Copy this listing, swapping "443" for "8443" and leaving everything else unchanged.

....

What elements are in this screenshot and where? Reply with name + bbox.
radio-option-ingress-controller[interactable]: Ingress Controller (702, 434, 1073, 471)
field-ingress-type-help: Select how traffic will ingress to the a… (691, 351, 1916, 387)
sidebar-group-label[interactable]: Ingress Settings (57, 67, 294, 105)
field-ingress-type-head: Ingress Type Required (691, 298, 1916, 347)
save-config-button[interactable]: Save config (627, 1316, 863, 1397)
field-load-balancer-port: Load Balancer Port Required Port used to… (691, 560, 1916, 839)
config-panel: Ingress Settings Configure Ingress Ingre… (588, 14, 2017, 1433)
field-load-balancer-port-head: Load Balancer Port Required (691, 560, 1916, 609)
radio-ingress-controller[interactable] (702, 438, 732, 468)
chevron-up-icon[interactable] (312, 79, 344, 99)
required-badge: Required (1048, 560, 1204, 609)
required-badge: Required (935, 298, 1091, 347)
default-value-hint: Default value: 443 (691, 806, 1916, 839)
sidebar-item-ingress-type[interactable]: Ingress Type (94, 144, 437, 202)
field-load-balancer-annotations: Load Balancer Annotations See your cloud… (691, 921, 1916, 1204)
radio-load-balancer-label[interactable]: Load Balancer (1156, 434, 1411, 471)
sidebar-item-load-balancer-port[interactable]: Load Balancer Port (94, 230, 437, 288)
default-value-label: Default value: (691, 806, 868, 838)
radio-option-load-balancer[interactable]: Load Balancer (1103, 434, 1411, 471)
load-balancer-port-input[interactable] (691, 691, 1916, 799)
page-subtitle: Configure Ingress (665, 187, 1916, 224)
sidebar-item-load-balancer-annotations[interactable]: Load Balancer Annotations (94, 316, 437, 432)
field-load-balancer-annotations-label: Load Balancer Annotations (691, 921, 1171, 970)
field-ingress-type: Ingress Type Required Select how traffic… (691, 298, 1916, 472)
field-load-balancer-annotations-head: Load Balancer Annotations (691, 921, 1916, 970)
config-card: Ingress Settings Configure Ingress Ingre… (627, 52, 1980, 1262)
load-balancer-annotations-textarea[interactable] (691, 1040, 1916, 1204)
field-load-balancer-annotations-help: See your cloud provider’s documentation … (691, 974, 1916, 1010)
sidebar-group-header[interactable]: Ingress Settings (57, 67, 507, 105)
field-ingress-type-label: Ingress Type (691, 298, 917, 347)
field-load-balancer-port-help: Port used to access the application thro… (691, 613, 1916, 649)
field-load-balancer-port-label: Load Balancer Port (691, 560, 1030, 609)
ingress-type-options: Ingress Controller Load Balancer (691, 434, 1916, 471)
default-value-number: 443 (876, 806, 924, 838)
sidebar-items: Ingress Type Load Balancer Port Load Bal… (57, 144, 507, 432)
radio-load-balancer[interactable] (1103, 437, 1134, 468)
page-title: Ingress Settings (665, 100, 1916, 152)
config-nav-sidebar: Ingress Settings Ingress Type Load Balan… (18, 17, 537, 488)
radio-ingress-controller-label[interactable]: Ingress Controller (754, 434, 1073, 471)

....

▶ [OUTPUT FOR THIS EXERCISE]
What elements are in this screenshot and where? Reply with name + bbox.
radio-option-ingress-controller[interactable]: Ingress Controller (702, 434, 1073, 471)
field-ingress-type-help: Select how traffic will ingress to the a… (691, 351, 1916, 387)
sidebar-group-label[interactable]: Ingress Settings (57, 67, 294, 105)
field-ingress-type-head: Ingress Type Required (691, 298, 1916, 347)
save-config-button[interactable]: Save config (627, 1316, 863, 1397)
field-load-balancer-port: Load Balancer Port Required Port used to… (691, 560, 1916, 839)
config-panel: Ingress Settings Configure Ingress Ingre… (588, 14, 2017, 1433)
field-load-balancer-port-head: Load Balancer Port Required (691, 560, 1916, 609)
radio-ingress-controller[interactable] (702, 438, 732, 468)
chevron-up-icon[interactable] (312, 79, 344, 99)
required-badge: Required (1048, 560, 1204, 609)
required-badge: Required (935, 298, 1091, 347)
default-value-hint: Default value: 8443 (691, 806, 1916, 839)
sidebar-item-ingress-type[interactable]: Ingress Type (94, 144, 437, 202)
field-load-balancer-annotations: Load Balancer Annotations See your cloud… (691, 921, 1916, 1204)
radio-load-balancer-label[interactable]: Load Balancer (1156, 434, 1411, 471)
sidebar-item-load-balancer-port[interactable]: Load Balancer Port (94, 230, 437, 288)
default-value-label: Default value: (691, 806, 868, 838)
radio-option-load-balancer[interactable]: Load Balancer (1103, 434, 1411, 471)
load-balancer-port-input[interactable] (691, 691, 1916, 799)
page-subtitle: Configure Ingress (665, 187, 1916, 224)
sidebar-item-load-balancer-annotations[interactable]: Load Balancer Annotations (94, 316, 437, 432)
field-load-balancer-annotations-label: Load Balancer Annotations (691, 921, 1171, 970)
field-ingress-type: Ingress Type Required Select how traffic… (691, 298, 1916, 472)
field-load-balancer-annotations-head: Load Balancer Annotations (691, 921, 1916, 970)
config-card: Ingress Settings Configure Ingress Ingre… (627, 52, 1980, 1262)
load-balancer-annotations-textarea[interactable] (691, 1040, 1916, 1204)
field-load-balancer-annotations-help: See your cloud provider’s documentation … (691, 974, 1916, 1010)
sidebar-group-header[interactable]: Ingress Settings (57, 67, 507, 105)
field-ingress-type-label: Ingress Type (691, 298, 917, 347)
field-load-balancer-port-help: Port used to access the application thro… (691, 613, 1916, 649)
field-load-balancer-port-label: Load Balancer Port (691, 560, 1030, 609)
ingress-type-options: Ingress Controller Load Balancer (691, 434, 1916, 471)
default-value-number: 8443 (876, 806, 924, 838)
sidebar-items: Ingress Type Load Balancer Port Load Bal… (57, 144, 507, 432)
radio-load-balancer[interactable] (1103, 437, 1134, 468)
page-title: Ingress Settings (665, 100, 1916, 152)
config-nav-sidebar: Ingress Settings Ingress Type Load Balan… (18, 17, 537, 488)
radio-ingress-controller-label[interactable]: Ingress Controller (754, 434, 1073, 471)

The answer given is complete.